RECORDS TO PROCESS:
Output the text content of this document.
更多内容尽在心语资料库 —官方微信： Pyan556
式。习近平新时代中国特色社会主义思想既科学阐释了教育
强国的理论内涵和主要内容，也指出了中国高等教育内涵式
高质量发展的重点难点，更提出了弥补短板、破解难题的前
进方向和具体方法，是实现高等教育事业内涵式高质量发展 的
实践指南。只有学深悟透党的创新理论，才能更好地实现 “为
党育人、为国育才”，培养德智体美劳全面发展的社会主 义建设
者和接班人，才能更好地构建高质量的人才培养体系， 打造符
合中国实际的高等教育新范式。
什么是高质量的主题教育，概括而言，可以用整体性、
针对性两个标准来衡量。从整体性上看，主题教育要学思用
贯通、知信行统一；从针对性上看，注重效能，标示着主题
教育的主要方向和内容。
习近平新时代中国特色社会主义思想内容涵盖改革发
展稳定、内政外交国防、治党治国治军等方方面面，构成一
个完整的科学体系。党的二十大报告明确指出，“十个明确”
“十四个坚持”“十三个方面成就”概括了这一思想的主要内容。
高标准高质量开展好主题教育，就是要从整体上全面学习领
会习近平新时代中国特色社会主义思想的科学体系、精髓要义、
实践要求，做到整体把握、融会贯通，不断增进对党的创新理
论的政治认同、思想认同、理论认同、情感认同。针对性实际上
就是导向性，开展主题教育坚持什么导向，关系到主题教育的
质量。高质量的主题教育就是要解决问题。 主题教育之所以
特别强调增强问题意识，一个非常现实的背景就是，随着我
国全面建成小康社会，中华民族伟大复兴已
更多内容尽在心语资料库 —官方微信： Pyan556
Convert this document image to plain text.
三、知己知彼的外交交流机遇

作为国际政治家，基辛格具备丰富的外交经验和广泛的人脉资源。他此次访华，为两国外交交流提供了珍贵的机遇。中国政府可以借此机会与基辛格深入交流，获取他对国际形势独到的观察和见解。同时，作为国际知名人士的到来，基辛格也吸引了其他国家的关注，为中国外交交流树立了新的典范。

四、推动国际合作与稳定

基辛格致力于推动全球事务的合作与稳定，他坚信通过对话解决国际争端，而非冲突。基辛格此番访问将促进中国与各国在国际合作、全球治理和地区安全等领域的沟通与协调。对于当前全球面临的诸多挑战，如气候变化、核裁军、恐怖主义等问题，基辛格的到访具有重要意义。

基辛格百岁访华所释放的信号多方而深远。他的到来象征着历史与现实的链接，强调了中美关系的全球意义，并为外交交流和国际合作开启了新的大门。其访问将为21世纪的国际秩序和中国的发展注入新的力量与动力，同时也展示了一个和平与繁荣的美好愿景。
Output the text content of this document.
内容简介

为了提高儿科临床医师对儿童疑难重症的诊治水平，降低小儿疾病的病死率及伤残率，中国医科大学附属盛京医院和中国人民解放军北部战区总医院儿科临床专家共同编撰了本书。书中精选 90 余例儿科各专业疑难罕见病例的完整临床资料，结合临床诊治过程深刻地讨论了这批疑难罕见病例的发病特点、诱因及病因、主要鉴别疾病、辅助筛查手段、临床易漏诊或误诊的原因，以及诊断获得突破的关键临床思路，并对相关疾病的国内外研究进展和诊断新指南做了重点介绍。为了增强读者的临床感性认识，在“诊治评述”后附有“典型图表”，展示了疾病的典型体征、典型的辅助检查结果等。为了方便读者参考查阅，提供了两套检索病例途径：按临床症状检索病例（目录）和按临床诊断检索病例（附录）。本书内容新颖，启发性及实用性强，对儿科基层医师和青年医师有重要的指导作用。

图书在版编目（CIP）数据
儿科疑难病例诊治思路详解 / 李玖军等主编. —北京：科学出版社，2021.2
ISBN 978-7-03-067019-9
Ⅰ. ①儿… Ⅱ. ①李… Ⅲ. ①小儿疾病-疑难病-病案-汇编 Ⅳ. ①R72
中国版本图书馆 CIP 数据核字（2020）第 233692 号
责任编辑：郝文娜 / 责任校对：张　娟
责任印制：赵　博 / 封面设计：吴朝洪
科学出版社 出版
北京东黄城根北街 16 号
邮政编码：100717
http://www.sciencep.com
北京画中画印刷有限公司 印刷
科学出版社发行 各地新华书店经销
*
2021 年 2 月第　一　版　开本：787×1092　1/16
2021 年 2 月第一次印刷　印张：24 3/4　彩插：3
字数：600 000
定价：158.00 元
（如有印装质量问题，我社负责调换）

INSTRUCTIONS FOR THE TASK: Each record must be returned exactly as it is written.

EXPECTED OUTPUT:
Output the text content of this document.
更多内容尽在心语资料库 —官方微信： Pyan556
式。习近平新时代中国特色社会主义思想既科学阐释了教育
强国的理论内涵和主要内容，也指出了中国高等教育内涵式
高质量发展的重点难点，更提出了弥补短板、破解难题的前
进方向和具体方法，是实现高等教育事业内涵式高质量发展 的
实践指南。只有学深悟透党的创新理论，才能更好地实现 “为
党育人、为国育才”，培养德智体美劳全面发展的社会主 义建设
者和接班人，才能更好地构建高质量的人才培养体系， 打造符
合中国实际的高等教育新范式。
什么是高质量的主题教育，概括而言，可以用整体性、
针对性两个标准来衡量。从整体性上看，主题教育要学思用
贯通、知信行统一；从针对性上看，注重效能，标示着主题
教育的主要方向和内容。
习近平新时代中国特色社会主义思想内容涵盖改革发
展稳定、内政外交国防、治党治国治军等方方面面，构成一
个完整的科学体系。党的二十大报告明确指出，“十个明确”
“十四个坚持”“十三个方面成就”概括了这一思想的主要内容。
高标准高质量开展好主题教育，就是要从整体上全面学习领
会习近平新时代中国特色社会主义思想的科学体系、精髓要义、
实践要求，做到整体把握、融会贯通，不断增进对党的创新理
论的政治认同、思想认同、理论认同、情感认同。针对性实际上
就是导向性，开展主题教育坚持什么导向，关系到主题教育的
质量。高质量的主题教育就是要解决问题。 主题教育之所以
特别强调增强问题意识，一个非常现实的背景就是，随着我
国全面建成小康社会，中华民族伟大复兴已
更多内容尽在心语资料库 —官方微信： Pyan556
Convert this document image to plain text.
三、知己知彼的外交交流机遇

作为国际政治家，基辛格具备丰富的外交经验和广泛的人脉资源。他此次访华，为两国外交交流提供了珍贵的机遇。中国政府可以借此机会与基辛格深入交流，获取他对国际形势独到的观察和见解。同时，作为国际知名人士的到来，基辛格也吸引了其他国家的关注，为中国外交交流树立了新的典范。

四、推动国际合作与稳定

基辛格致力于推动全球事务的合作与稳定，他坚信通过对话解决国际争端，而非冲突。基辛格此番访问将促进中国与各国在国际合作、全球治理和地区安全等领域的沟通与协调。对于当前全球面临的诸多挑战，如气候变化、核裁军、恐怖主义等问题，基辛格的到访具有重要意义。

基辛格百岁访华所释放的信号多方而深远。他的到来象征着历史与现实的链接，强调了中美关系的全球意义，并为外交交流和国际合作开启了新的大门。其访问将为21世纪的国际秩序和中国的发展注入新的力量与动力，同时也展示了一个和平与繁荣的美好愿景。
Output the text content of this document.
内容简介

为了提高儿科临床医师对儿童疑难重症的诊治水平，降低小儿疾病的病死率及伤残率，中国医科大学附属盛京医院和中国人民解放军北部战区总医院儿科临床专家共同编撰了本书。书中精选 90 余例儿科各专业疑难罕见病例的完整临床资料，结合临床诊治过程深刻地讨论了这批疑难罕见病例的发病特点、诱因及病因、主要鉴别疾病、辅助筛查手段、临床易漏诊或误诊的原因，以及诊断获得突破的关键临床思路，并对相关疾病的国内外研究进展和诊断新指南做了重点介绍。为了增强读者的临床感性认识，在“诊治评述”后附有“典型图表”，展示了疾病的典型体征、典型的辅助检查结果等。为了方便读者参考查阅，提供了两套检索病例途径：按临床症状检索病例（目录）和按临床诊断检索病例（附录）。本书内容新颖，启发性及实用性强，对儿科基层医师和青年医师有重要的指导作用。

图书在版编目（CIP）数据
儿科疑难病例诊治思路详解 / 李玖军等主编. —北京：科学出版社，2021.2
ISBN 978-7-03-067019-9
Ⅰ. ①儿… Ⅱ. ①李… Ⅲ. ①小儿疾病-疑难病-病案-汇编 Ⅳ. ①R72
中国版本图书馆 CIP 数据核字（2020）第 233692 号
责任编辑：郝文娜 / 责任校对：张　娟
责任印制：赵　博 / 封面设计：吴朝洪
科学出版社 出版
北京东黄城根北街 16 号
邮政编码：100717
http://www.sciencep.com
北京画中画印刷有限公司 印刷
科学出版社发行 各地新华书店经销
*
2021 年 2 月第　一　版　开本：787×1092　1/16
2021 年 2 月第一次印刷　印张：24 3/4　彩插：3
字数：600 000
定价：158.00 元
（如有印装质量问题，我社负责调换）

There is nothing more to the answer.